== TEXT SHOWN ==
I would at least check his history periodically.

Mamaz0n · 07/05/2011 17:49

It is a shame you feel that a quick chat about online perils leaves you thinking you have finished parenting a 12 year old.
A child not yet even old enough to actually use facebook, althoguh i see you already allow this.

so yes i feel yabu

DameShirleyKnot · 07/05/2011 17:52

I find it interesting that the OP is so free and easy about the Internet but dread fear about gangs and ting in RL.

It's a mystery and no mistake.

tinkgirl · 07/05/2011 17:53

YABU - I've recently checked up on what my 12yr old dS has been doing, both on his phone, computer and Ipod. Shock didn't even come close to what I found. Word spreads round schools to check out different sites etc and even though he might not be into whatever the site is about, the curosity will get him and once he's seen hard core porn, you can't erase the images from his head - do you really want him to grow up thinking that some of that stuff is normal?

BarbarianMum · 07/05/2011 17:57

YABU Just because you have other little children doesn't mean you get to emancipate your 12 year old. He is still entitled to your support and protection - including on the internet.

You don't have to stand over him but can you really not spare 5 min a week to have a look at where he has been and who he's been talking to.

DameShirley it always amazes me that people will hardly let their kids walk to the corner shop alone but will give them free rein online.

SnuffleTurtle153 · 07/05/2011 17:57

Seriously, that's not sufficient to safeguard against the kinds of things he could encounter online - do you not even have parental controls over his search habits?! You're not being unreasonable, just bloody stupid.

squeakytoy · 07/05/2011 18:01

You could be monitoring his facebook use in the few minutes you are online. I am not saying your son is going to misbehave, but he could be being bullied and afraid to tell you, and unless you keep an eye on his account, you would probably never know. Small spats with kids can quickly escalate into full scale cyber wars and children (12yrs old is still a child no matter how mature you consider him to be) are the majority of the victims in cyber bullying.

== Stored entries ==
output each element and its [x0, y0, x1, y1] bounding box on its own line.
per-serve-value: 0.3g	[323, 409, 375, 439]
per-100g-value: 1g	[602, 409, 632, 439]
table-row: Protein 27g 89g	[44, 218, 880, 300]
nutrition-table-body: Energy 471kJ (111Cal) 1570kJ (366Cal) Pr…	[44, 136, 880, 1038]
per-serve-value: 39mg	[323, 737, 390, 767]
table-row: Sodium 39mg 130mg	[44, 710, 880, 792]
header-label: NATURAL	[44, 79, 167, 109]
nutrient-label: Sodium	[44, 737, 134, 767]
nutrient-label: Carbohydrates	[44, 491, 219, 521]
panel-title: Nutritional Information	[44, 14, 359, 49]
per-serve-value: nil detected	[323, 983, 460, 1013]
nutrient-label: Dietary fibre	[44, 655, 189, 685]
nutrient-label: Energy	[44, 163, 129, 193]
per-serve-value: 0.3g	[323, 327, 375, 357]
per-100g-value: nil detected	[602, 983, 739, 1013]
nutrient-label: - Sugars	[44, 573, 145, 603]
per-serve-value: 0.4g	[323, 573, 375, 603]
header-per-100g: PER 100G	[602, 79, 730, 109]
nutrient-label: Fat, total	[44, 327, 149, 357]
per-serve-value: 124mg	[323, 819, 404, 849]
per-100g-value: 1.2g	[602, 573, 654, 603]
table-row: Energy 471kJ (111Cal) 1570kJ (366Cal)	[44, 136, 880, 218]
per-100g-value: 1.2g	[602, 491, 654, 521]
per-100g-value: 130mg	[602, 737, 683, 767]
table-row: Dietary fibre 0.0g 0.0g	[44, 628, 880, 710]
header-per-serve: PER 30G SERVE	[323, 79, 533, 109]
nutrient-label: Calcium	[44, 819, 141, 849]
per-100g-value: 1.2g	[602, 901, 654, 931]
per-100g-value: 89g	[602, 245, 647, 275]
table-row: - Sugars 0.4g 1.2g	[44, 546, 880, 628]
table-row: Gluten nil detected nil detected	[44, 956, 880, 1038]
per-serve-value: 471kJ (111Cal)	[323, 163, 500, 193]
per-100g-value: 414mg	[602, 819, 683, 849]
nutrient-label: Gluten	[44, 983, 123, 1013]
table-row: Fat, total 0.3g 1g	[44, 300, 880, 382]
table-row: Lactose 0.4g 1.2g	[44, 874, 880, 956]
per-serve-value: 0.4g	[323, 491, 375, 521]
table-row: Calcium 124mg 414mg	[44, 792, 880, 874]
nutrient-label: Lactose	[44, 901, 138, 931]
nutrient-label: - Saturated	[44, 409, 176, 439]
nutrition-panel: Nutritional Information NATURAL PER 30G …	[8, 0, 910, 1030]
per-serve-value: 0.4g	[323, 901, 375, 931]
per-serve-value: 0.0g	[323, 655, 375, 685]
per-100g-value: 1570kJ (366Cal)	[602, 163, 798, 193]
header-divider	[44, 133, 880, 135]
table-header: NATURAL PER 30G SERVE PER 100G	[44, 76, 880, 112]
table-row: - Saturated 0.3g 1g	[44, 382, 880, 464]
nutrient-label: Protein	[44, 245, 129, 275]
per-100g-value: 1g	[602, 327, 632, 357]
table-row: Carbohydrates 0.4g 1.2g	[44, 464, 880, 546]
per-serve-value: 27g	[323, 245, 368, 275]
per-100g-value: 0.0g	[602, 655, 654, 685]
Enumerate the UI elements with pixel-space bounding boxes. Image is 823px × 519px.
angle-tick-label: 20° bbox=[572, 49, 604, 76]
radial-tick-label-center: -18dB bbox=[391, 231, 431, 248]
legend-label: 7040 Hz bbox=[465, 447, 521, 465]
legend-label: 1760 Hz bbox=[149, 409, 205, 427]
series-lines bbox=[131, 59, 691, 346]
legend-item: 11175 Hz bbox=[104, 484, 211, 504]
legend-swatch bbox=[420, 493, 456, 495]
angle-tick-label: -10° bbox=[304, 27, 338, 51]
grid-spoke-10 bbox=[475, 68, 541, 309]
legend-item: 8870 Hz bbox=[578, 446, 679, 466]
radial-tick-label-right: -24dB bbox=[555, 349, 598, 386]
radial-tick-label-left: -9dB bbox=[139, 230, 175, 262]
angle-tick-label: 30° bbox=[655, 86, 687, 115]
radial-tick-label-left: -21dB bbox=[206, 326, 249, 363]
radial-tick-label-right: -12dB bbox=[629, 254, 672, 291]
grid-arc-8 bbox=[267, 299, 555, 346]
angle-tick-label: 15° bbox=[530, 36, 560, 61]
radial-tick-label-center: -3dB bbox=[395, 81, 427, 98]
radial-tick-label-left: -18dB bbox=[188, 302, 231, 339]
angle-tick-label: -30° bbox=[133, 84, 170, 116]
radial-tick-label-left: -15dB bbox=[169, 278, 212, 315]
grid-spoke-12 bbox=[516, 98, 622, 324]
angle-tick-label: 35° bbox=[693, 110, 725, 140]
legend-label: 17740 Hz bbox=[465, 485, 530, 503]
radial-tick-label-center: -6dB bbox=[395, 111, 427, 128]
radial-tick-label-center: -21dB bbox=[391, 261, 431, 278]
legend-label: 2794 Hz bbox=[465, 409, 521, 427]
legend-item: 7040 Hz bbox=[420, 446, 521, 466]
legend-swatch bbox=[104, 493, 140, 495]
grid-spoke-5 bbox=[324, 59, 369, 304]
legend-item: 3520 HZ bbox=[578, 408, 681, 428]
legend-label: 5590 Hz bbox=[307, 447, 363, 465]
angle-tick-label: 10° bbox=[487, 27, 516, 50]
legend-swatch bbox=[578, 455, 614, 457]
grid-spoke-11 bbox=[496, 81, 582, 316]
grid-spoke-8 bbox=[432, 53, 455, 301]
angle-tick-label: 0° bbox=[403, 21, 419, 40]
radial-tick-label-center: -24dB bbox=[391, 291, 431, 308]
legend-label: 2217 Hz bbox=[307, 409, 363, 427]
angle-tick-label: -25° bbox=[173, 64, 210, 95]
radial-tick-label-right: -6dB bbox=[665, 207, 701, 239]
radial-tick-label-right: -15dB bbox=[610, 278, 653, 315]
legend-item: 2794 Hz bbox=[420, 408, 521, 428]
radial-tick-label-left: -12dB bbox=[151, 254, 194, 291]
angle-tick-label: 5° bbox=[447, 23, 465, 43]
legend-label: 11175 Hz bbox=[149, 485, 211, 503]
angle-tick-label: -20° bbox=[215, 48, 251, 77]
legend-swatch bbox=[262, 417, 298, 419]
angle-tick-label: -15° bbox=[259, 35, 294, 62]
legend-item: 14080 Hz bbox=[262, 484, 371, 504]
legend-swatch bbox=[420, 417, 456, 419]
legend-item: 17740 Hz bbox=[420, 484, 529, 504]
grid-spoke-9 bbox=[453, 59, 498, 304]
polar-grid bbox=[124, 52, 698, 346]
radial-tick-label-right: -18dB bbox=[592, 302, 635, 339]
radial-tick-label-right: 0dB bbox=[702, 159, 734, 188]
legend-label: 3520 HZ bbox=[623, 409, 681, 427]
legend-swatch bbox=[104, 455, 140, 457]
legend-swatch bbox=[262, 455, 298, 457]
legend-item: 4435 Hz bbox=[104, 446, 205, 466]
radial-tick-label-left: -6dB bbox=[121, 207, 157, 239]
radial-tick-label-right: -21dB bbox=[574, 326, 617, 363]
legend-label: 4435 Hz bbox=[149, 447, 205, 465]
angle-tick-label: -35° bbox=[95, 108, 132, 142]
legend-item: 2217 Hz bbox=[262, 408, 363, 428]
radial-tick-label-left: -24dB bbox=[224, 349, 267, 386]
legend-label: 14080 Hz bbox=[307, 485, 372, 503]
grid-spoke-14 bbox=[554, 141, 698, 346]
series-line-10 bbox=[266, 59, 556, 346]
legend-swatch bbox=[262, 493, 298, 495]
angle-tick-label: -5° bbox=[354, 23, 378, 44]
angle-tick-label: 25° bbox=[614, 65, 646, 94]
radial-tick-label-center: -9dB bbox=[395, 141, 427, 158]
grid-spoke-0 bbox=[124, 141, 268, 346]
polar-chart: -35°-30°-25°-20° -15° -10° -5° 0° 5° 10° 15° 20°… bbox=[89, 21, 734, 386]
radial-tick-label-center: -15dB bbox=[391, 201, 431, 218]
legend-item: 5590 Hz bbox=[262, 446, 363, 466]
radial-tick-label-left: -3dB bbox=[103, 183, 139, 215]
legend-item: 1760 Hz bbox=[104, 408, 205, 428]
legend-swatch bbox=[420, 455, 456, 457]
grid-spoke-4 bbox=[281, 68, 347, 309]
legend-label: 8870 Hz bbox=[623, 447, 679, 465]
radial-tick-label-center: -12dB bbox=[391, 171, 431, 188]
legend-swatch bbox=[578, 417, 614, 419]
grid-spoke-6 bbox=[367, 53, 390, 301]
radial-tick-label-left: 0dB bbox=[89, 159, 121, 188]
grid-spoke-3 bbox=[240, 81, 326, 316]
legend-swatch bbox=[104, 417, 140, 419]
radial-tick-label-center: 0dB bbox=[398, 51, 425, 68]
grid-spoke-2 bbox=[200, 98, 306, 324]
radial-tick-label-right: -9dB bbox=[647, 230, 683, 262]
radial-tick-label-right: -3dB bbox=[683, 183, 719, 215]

== PROBLEMS AND TASKS ==
**1.** Decide whether each statement below agrees with the forum thread about monitoring a 12-year-old's internet use. Answer yes or no for each, and quote the words from the thread that decide it. (a) tinkgirl's son is 12 years old. (b) BarbarianMum says the parent should stand over the boy while he is online. (c) squeakytoy says children are a minority of cyberbullying victims.
**2.** Pick up the forum thread about monitoring a 12-year-old's internet use right after its final sentence, and continue in the same voice.
The records have nothing to do with the text.

== RESPONSES TO THE EXERCISE ==
**1.**
(a) Yes: "my 12yr old dS"
(b) No: "You don't have to stand over him but can you really not spare 5 min a week to have a look at where he has been and who he's been talking to."
(c) No: "are the majority of the victims in cyber bullying"

**2.**
doley · 07/05/2011 18:03

Thanks all .

We have spoken frankly about porn(unfortunately) ~ he is mature for his age .

We have not had any "quick" chats ,they have been in-depth ,over about 3 years(from when he only used the computer downstairs )

Of course he comes downstairs ,we spend lots of time together ~I was just explaining what he gets up to when on his own .

Most of the time ,he is actually working and fixing things ,BUT as the computer is there I asked the question .

I do ask him what he is doing ,I don't see/hear anything inappropriate ~mainly (I believe ) as we have always been candid and spoken frankly with him .

I don't think being unusual is that 'cool' just explaining how it is for us/him .

I am friends with him on facebook ,and I can watch his tech advice videos also .

My younger son is not allowed anywhere in /near his room ,as I will not allow him to even catch a glimpse of unsuitable games etc...

I monitored him for a very long time ,he has used the computer for many years .

I am not done parenting ...not by a long shot .

OP posts:
doley · 07/05/2011 18:05

dame it is bad form on here to talk about other threads ,is it not ?

Particularly, when you have got IT WRONG AGAIN .

OP posts:
MollyMurphy · 07/05/2011 18:05

Your parenting preferences on this matter would not be my choice. I would not personally allow a child of any age to have a computer or tv in their room - what do they need to look at that they can't look at in the common area? I think that some monitoring is very important in this age of cyber-free for all...bullying, stalking, random put downs, hook-ups/meet-ups/pick-ups etc.

A 12 yrs is not old enough to be left to to his own devices IMO. You make it sound like your son's outgrown parenting OP - as if he's just about old enough to vote and get his own apartment.

worraliberty · 07/05/2011 18:06

Well he's hardly going to say "I Googled porn and had a wank Mother" Hmm

You need to check his history and let him know you check it.

DameShirleyKnot · 07/05/2011 18:06

Thanks for the tip off on Bad Form there doley.

It amuses me.

Sirzy · 07/05/2011 18:06

I think it's quite sad you "haven't got the energy" to ensure you son is safe.